> _TASK OBJECTIVE_
Report how many lines of the material contain the string "title", with case taken into account. Give only the number.

> _Part of a data file_

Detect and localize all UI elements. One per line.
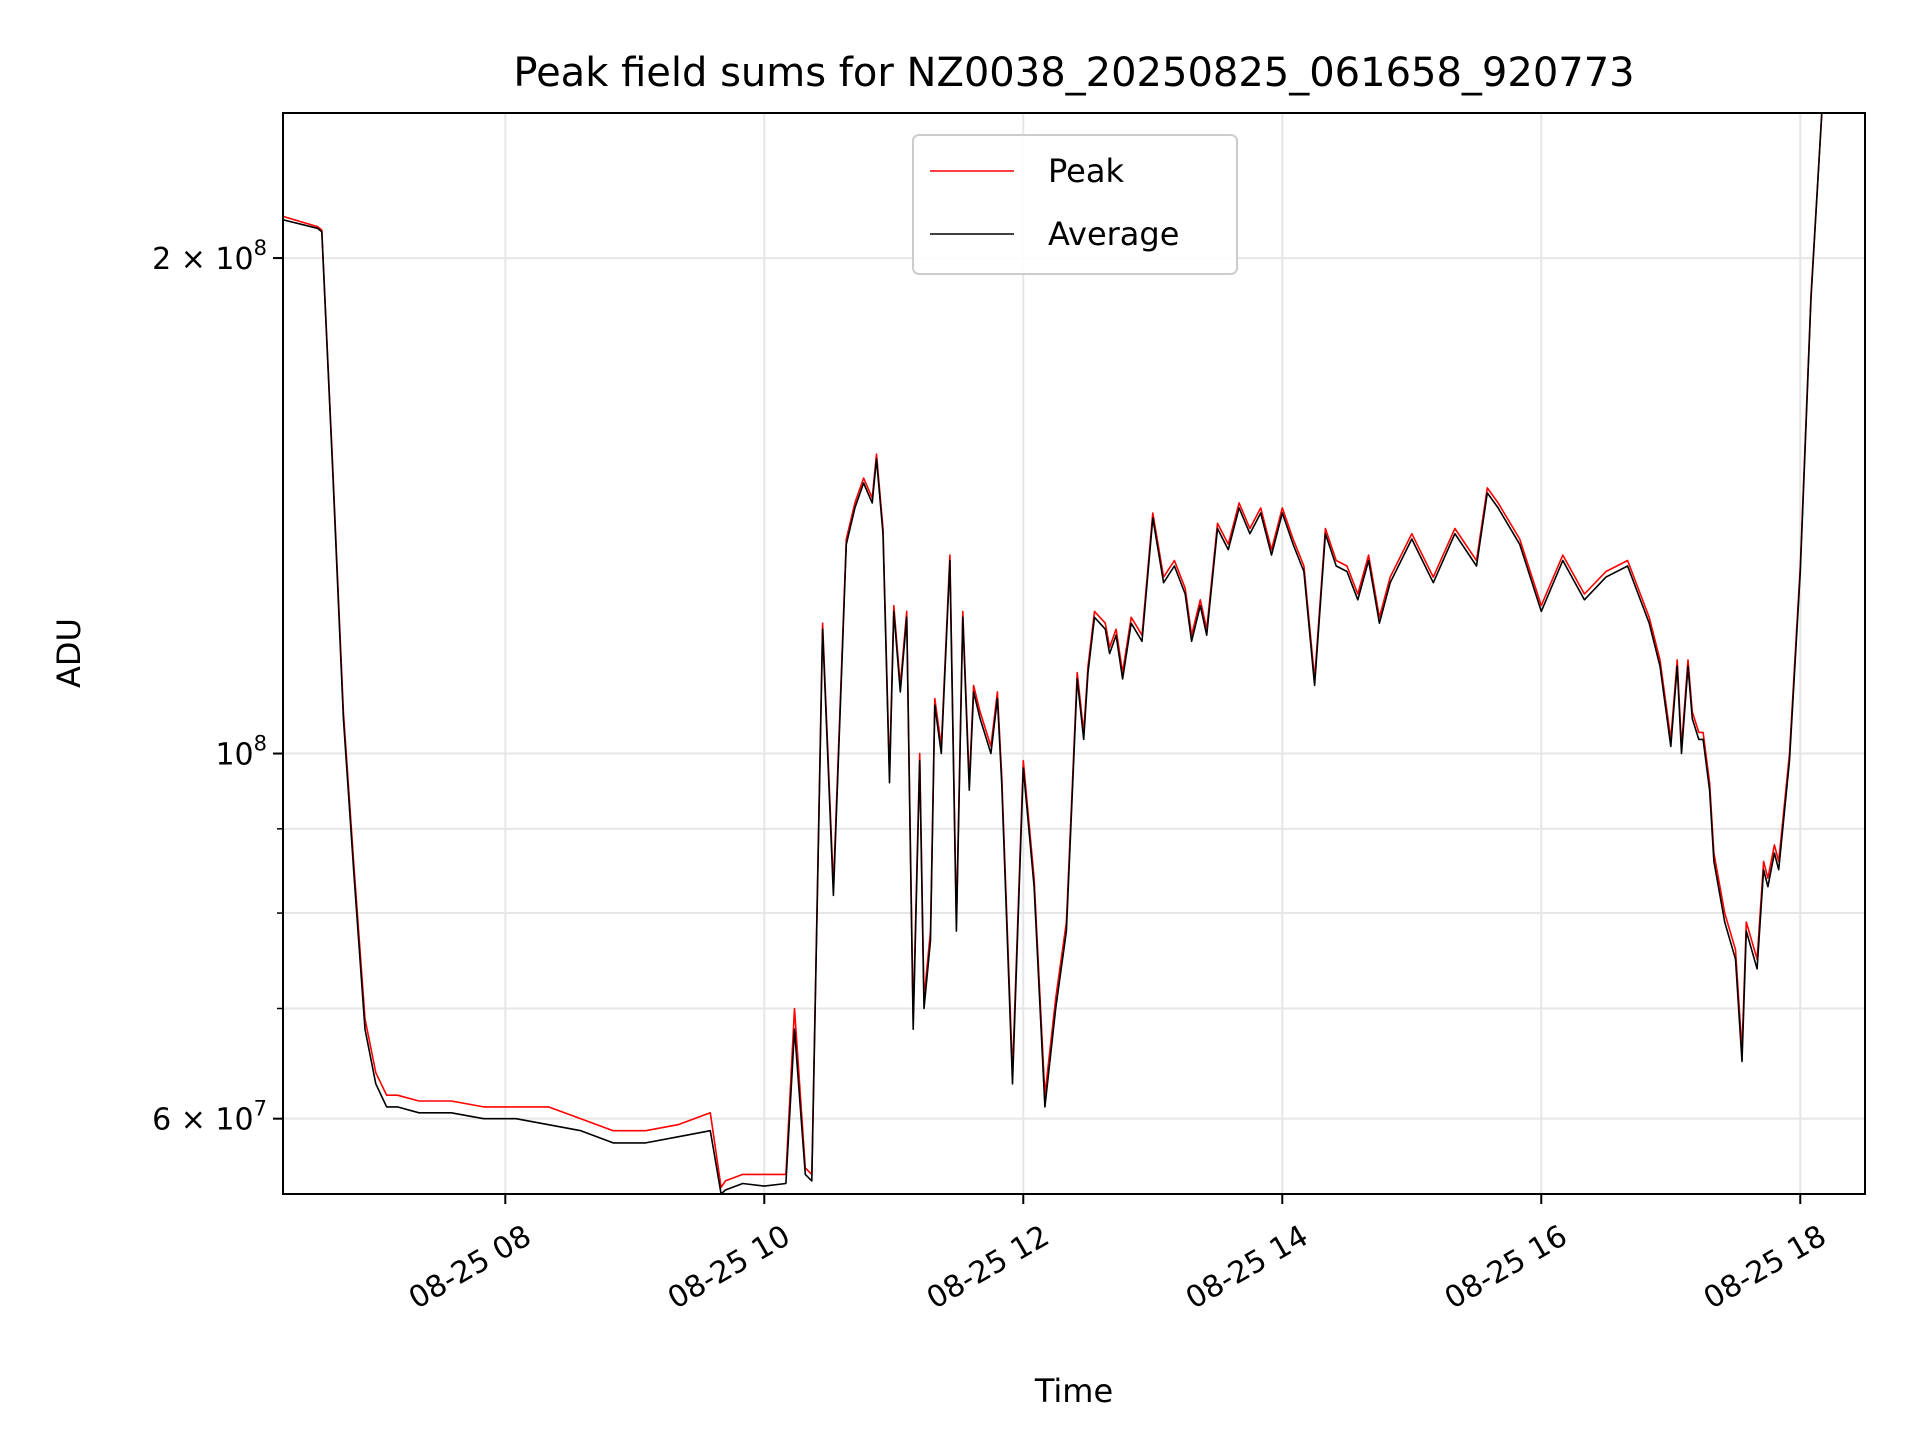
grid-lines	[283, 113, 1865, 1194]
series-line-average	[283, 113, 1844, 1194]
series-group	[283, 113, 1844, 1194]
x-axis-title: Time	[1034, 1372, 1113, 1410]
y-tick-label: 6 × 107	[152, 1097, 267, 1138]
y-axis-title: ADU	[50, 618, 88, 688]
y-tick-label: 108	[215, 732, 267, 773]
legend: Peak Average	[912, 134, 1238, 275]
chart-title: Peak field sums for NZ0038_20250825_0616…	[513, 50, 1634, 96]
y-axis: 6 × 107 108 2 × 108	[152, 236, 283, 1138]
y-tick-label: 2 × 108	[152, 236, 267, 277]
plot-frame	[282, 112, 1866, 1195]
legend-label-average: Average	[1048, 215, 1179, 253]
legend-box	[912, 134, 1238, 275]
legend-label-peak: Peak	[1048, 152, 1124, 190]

> _EXERCISE OUTPUT_
3